* START *
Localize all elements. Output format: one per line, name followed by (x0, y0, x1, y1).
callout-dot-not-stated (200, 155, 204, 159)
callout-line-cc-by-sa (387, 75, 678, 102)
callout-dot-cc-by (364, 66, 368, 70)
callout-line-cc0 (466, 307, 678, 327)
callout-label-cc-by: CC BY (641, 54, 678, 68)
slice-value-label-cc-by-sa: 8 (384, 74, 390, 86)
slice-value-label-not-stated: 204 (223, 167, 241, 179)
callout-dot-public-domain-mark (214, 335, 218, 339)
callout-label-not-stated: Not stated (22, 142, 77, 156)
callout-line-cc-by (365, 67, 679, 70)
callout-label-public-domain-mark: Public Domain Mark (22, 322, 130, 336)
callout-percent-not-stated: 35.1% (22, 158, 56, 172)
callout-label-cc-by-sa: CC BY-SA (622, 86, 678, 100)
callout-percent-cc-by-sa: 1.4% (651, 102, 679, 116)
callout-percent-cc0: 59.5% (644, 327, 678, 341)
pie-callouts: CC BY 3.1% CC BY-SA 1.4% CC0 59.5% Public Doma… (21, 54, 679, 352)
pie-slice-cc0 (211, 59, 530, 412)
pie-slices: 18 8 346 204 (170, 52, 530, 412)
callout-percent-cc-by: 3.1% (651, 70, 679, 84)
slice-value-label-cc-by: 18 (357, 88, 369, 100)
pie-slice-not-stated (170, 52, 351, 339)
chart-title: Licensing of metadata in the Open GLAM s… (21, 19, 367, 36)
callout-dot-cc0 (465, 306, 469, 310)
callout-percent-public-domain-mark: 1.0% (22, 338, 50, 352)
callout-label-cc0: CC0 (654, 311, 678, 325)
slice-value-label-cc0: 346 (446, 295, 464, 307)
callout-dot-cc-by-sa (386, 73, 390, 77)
* END *
### What is asked
Revise the records above by replacing every instance of "slice-value-label" with "slice-count-label", and reproduce all lines in full with everything else unchanged.

### Task result
Localize all elements. Output format: one per line, name followed by (x0, y0, x1, y1).
callout-dot-not-stated (200, 155, 204, 159)
callout-line-cc-by-sa (387, 75, 678, 102)
callout-dot-cc-by (364, 66, 368, 70)
callout-line-cc0 (466, 307, 678, 327)
callout-label-cc-by: CC BY (641, 54, 678, 68)
slice-count-label-cc-by-sa: 8 (384, 74, 390, 86)
slice-count-label-not-stated: 204 (223, 167, 241, 179)
callout-dot-public-domain-mark (214, 335, 218, 339)
callout-label-not-stated: Not stated (22, 142, 77, 156)
callout-line-cc-by (365, 67, 679, 70)
callout-label-public-domain-mark: Public Domain Mark (22, 322, 130, 336)
callout-percent-not-stated: 35.1% (22, 158, 56, 172)
callout-label-cc-by-sa: CC BY-SA (622, 86, 678, 100)
callout-percent-cc-by-sa: 1.4% (651, 102, 679, 116)
callout-percent-cc0: 59.5% (644, 327, 678, 341)
pie-callouts: CC BY 3.1% CC BY-SA 1.4% CC0 59.5% Public Doma… (21, 54, 679, 352)
pie-slice-cc0 (211, 59, 530, 412)
pie-slices: 18 8 346 204 (170, 52, 530, 412)
callout-percent-cc-by: 3.1% (651, 70, 679, 84)
slice-count-label-cc-by: 18 (357, 88, 369, 100)
pie-slice-not-stated (170, 52, 351, 339)
chart-title: Licensing of metadata in the Open GLAM s… (21, 19, 367, 36)
callout-dot-cc0 (465, 306, 469, 310)
callout-percent-public-domain-mark: 1.0% (22, 338, 50, 352)
callout-label-cc0: CC0 (654, 311, 678, 325)
slice-count-label-cc0: 346 (446, 295, 464, 307)
callout-dot-cc-by-sa (386, 73, 390, 77)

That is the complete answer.